___ Text shown ___

It looks even better at night:


On Saturday afternoon I go to pick up Thursday's plate and Wednesday's pieces. I definitely feel as if something has changed, but whether it is within me our outside of me I can't tell.




I hang around for a while, sanding down the bottom of the plate to a clear finish, the first time I've bothered to go that far. We have some commiserating about Thursday to do. There is gossip: "I heard somebody recorded it." 

When I get home, I place some Tuesday apples on Thursday's plate. My plan is to glue them together and submit them to the student art show.







VI: Lattice in a Box Mold

What happened on Thursday is something I'd seen before. I grew up in a household where abusive language and psychological aggression were the norm. It messed me up. To survive, I had to create the tools I'd need to rebuild myself and to interpret and guard against abusive behavior in others and myself. As a kid, I defended myself by mentally checking out. As an adult, I learned to push back in a way that wouldn't escalate the situation. But I'd still find myself no longer giving a damn about wherever I was. 

On Tuesday nights with All The Glass and All In, I'm all in. 

Thursday nights feel dead to me. I'm be there to pick up my work from Tuesday, but I no longer feel eager to hang around to help with a demo. 

Between asleep and awake in the wee hours of the next Tuesday morning, I see myself making a lattice pattern and dropping it into the square mold. When I get to class, I try it. 

Things do not go well the first times out. I'm bad enough with molds as it is, and now I have to use two molds three times in one piece. Several attempts don't even get that far.

The tops are so bad that all I can do is to spin them out.


The first one comes out of the annealer with little holes and sharp edges. It has cracks all over. I take it home, but it goes right back two days later to meet its end in the smash bucket.



The second one fares a little better.

___ Data shown ___

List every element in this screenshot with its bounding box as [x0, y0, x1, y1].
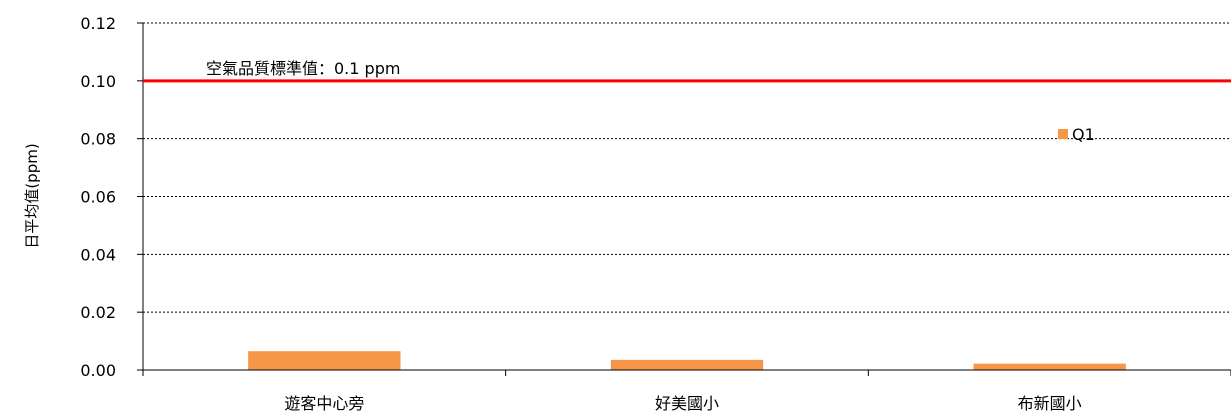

___

**What you will do:**
- 1) From the glass studio essay, quote everything from "What happened on" down to "I'm all in.".
- 2) In the glass studio essay, what does the writer plan to do with the Tuesday apples and Thursday's plate?
- 3) Proceed with the glass studio essay from the point where it stops.

**Answers given:**
- 1)
What happened on Thursday is something I'd seen before. I grew up in a household where abusive language and psychological aggression were the norm. It messed me up. To survive, I had to create the tools I'd need to rebuild myself and to interpret and guard against abusive behavior in others and myself. As a kid, I defended myself by mentally checking out. As an adult, I learned to push back in a way that wouldn't escalate the situation. But I'd still find myself no longer giving a damn about wherever I was. 

On Tuesday nights with All The Glass and All In, I'm all in.

- 2) Glue them together and submit them to the student art show.

- 3)
I'd used a shop pipe instead of my own. The pipe was full of charred metal. I'm storing various bike lights and charging cables in this one.


Once I finally get the top to work, it's because I didn't blow out the bottom enough. This brick goes to the student sale box.


Finally, I have a keeper.


It's ridiculously thick, but at least it has the shape and pattern I'd seen in my half-dream.



At the other bench, All In is working solo. Again. He's already bought his own tools, signed up for some summer classes, and is contemplating buying himself an all-in-one studio setup that he could wheel in and out of his garage. That is a lot for someone who has been blowing glass for two months. But it gets me thinking, as I give myself yet another blood blister from a pair of diamond shears that won't cut, that I ought to buy myself my own tools. I'd already compared my hand size with Sage's and found it equal. She'd given me the name of the artisan to made her tools. I contact him and order a full set.

Between fall tuition, a set of tools, and a new bike, I'm out a whole lot of paychecks.

I do sell four more apples to one friend, though, and someone in the bike club buys a bowl I've had up on Etsy since last spring.



VI: Calm After the Storm

On Thursday night, the Colonel is a changed man. He doesn't scold us. He is calm. He makes a Philly Phanatic. I'm feeling detached, but I stick around, mainly because I have a soft spot for the Phanatic. I was deep into the Phillies for the few years leading up to their 1980 World Series win. I had a big, plush Phanatic of my own. The only thing I do to help with this one is to catch it when he knocks it off the pipe, and carry it to the annealer.


We'ree told that next week we are to bring in our art show pieces for a mini critique. At home, I swap out one apple and glue the final three, first to each other, and then to the plate.


This year, the submission form is online. Missing from the form are "Is this item for sale?" and "Price." I'd been going back and forth over whether or not I even wantd to sell this. Would $400 be enough to let go of last Thursday's story? I'm glad that I dodn't have to agonize over it. These are Tuesday's Apples on Thursday's Plate and they'll come home to live with me after the show.



On Tuesday I return to the box mold lattice.




I try the bed of nails and then the box mold. Too much glass, not enough stretch.



When I try again with frit, the result is even worse.


On the other hand, I've often wondered how to get the glass-within-a-glass look. Now I know.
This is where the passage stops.